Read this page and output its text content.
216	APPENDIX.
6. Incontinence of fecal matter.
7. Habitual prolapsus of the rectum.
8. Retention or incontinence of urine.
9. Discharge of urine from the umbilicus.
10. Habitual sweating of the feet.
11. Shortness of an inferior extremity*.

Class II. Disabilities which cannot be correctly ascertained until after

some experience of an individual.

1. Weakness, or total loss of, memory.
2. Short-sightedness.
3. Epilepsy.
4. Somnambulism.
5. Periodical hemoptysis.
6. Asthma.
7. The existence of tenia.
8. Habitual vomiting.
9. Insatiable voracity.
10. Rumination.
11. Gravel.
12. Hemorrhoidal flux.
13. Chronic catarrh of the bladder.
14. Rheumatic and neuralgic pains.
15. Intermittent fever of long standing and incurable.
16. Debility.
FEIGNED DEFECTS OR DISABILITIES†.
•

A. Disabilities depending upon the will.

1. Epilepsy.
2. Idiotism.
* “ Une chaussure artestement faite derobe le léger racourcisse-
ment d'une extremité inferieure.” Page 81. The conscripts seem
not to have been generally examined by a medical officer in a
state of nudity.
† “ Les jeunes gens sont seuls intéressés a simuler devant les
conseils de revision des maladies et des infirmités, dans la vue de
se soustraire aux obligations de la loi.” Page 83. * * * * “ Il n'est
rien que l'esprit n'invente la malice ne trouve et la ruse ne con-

· · · · · · ·

Your objective -
Each line of the material should be echoed exactly.

Final result -
Read this page and output its text content.
216	APPENDIX.
6. Incontinence of fecal matter.
7. Habitual prolapsus of the rectum.
8. Retention or incontinence of urine.
9. Discharge of urine from the umbilicus.
10. Habitual sweating of the feet.
11. Shortness of an inferior extremity*.

Class II. Disabilities which cannot be correctly ascertained until after

some experience of an individual.

1. Weakness, or total loss of, memory.
2. Short-sightedness.
3. Epilepsy.
4. Somnambulism.
5. Periodical hemoptysis.
6. Asthma.
7. The existence of tenia.
8. Habitual vomiting.
9. Insatiable voracity.
10. Rumination.
11. Gravel.
12. Hemorrhoidal flux.
13. Chronic catarrh of the bladder.
14. Rheumatic and neuralgic pains.
15. Intermittent fever of long standing and incurable.
16. Debility.
FEIGNED DEFECTS OR DISABILITIES†.
•

A. Disabilities depending upon the will.

1. Epilepsy.
2. Idiotism.
* “ Une chaussure artestement faite derobe le léger racourcisse-
ment d'une extremité inferieure.” Page 81. The conscripts seem
not to have been generally examined by a medical officer in a
state of nudity.
† “ Les jeunes gens sont seuls intéressés a simuler devant les
conseils de revision des maladies et des infirmités, dans la vue de
se soustraire aux obligations de la loi.” Page 83. * * * * “ Il n'est
rien que l'esprit n'invente la malice ne trouve et la ruse ne con-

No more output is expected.